§ Written request:
How many lines of these entries include the string "svin"? State the number alone.

§ Material provided:
____

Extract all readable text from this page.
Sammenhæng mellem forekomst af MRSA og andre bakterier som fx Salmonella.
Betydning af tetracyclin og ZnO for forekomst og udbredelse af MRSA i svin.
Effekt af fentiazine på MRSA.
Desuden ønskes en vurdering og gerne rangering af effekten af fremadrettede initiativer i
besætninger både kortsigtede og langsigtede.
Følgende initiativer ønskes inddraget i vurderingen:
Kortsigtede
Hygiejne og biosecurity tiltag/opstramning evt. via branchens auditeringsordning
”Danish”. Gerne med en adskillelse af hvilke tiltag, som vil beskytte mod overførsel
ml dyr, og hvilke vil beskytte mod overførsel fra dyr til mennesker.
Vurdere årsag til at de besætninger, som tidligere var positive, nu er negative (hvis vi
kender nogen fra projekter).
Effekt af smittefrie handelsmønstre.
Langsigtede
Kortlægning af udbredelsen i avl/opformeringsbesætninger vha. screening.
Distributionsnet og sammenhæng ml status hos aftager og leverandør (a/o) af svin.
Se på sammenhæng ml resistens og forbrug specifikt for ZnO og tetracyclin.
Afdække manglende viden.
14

____

§ Complete output:
2